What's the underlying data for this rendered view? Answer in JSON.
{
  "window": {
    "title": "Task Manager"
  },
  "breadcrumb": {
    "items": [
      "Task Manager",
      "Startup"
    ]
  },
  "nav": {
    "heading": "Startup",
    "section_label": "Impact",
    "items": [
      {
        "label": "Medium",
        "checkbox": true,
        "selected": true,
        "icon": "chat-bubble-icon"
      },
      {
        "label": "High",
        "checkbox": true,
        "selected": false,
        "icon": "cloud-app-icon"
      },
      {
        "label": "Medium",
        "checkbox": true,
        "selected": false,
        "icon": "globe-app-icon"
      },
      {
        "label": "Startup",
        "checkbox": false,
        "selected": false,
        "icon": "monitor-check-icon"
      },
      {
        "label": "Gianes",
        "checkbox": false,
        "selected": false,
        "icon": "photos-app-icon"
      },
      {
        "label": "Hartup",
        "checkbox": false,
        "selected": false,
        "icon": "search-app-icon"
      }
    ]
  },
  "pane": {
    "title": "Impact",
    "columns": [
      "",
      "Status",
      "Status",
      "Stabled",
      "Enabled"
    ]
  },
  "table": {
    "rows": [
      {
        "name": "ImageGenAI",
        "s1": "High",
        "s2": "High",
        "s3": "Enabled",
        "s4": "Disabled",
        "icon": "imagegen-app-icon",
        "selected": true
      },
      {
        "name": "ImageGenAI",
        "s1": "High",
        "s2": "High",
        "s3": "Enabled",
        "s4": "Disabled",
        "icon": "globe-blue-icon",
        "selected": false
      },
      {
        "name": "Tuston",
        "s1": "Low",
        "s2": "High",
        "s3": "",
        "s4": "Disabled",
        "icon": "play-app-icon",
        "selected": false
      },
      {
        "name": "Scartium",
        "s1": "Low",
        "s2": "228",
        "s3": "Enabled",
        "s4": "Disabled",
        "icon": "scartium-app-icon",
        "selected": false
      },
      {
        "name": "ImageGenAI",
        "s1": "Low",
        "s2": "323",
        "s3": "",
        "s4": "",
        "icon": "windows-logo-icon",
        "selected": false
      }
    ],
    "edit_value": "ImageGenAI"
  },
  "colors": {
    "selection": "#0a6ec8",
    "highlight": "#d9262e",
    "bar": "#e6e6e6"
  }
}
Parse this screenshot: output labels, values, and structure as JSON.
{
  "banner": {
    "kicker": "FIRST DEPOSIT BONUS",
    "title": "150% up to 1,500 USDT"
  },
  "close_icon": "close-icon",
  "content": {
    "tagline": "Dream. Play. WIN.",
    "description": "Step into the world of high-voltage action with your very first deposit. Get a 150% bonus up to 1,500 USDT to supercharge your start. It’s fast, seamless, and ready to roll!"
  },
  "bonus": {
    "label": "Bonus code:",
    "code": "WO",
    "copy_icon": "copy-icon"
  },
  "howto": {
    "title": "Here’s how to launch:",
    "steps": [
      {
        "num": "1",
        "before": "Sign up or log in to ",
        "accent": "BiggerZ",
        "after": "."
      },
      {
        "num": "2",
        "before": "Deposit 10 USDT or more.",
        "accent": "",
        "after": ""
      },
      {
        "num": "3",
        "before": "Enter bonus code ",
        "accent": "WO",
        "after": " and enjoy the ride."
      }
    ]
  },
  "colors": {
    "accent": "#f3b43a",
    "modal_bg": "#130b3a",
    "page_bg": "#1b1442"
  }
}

* What to produce: Locate the word "title" in the data above. Copy every line carrying it.

* Finished task:
    "title": "Task Manager"
    "title": "Impact",
    "title": "150% up to 1,500 USDT"
    "title": "Here’s how to launch:",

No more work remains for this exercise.